Records excerpted from a collection
◇ ◇ ◇
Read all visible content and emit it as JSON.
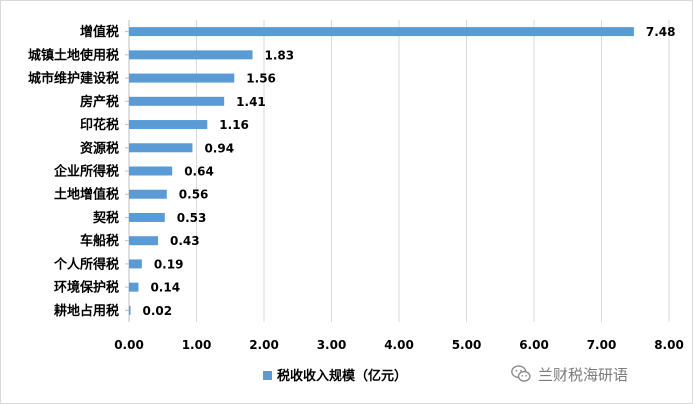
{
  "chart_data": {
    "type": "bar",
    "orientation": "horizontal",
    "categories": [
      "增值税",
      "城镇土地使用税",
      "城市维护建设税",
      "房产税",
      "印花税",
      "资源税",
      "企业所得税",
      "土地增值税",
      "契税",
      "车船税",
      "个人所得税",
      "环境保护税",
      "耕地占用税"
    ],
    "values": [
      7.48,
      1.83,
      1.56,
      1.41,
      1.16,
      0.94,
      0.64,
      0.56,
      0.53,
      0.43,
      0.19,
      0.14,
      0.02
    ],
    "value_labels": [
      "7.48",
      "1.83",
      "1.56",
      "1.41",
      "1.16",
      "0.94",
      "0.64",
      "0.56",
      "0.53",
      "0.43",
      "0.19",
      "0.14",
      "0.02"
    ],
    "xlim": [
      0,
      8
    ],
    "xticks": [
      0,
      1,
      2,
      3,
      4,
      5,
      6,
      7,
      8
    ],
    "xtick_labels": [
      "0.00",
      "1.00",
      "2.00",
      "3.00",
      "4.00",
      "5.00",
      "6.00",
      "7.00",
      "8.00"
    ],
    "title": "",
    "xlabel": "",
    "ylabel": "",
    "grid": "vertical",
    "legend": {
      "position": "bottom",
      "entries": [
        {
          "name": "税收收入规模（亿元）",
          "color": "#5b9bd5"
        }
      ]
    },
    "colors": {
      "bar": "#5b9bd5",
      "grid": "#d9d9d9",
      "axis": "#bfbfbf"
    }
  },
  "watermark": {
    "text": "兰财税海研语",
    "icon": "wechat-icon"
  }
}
◇ ◇ ◇
» **EXERCISE BRIEF**
Set down all the entries exactly as they appear, but skip any pictures.

» **EXERCISE RESPONSE**
Read all visible content and emit it as JSON.
{
  "chart_data": {
    "type": "bar",
    "orientation": "horizontal",
    "categories": [
      "增值税",
      "城镇土地使用税",
      "城市维护建设税",
      "房产税",
      "印花税",
      "资源税",
      "企业所得税",
      "土地增值税",
      "契税",
      "车船税",
      "个人所得税",
      "环境保护税",
      "耕地占用税"
    ],
    "values": [
      7.48,
      1.83,
      1.56,
      1.41,
      1.16,
      0.94,
      0.64,
      0.56,
      0.53,
      0.43,
      0.19,
      0.14,
      0.02
    ],
    "value_labels": [
      "7.48",
      "1.83",
      "1.56",
      "1.41",
      "1.16",
      "0.94",
      "0.64",
      "0.56",
      "0.53",
      "0.43",
      "0.19",
      "0.14",
      "0.02"
    ],
    "xlim": [
      0,
      8
    ],
    "xticks": [
      0,
      1,
      2,
      3,
      4,
      5,
      6,
      7,
      8
    ],
    "xtick_labels": [
      "0.00",
      "1.00",
      "2.00",
      "3.00",
      "4.00",
      "5.00",
      "6.00",
      "7.00",
      "8.00"
    ],
    "title": "",
    "xlabel": "",
    "ylabel": "",
    "grid": "vertical",
    "legend": {
      "position": "bottom",
      "entries": [
        {
          "name": "税收收入规模（亿元）",
          "color": "#5b9bd5"
        }
      ]
    },
    "colors": {
      "bar": "#5b9bd5",
      "grid": "#d9d9d9",
      "axis": "#bfbfbf"
    }
  },
  "watermark": {
    "text": "兰财税海研语",
    "icon": "wechat-icon"
  }
}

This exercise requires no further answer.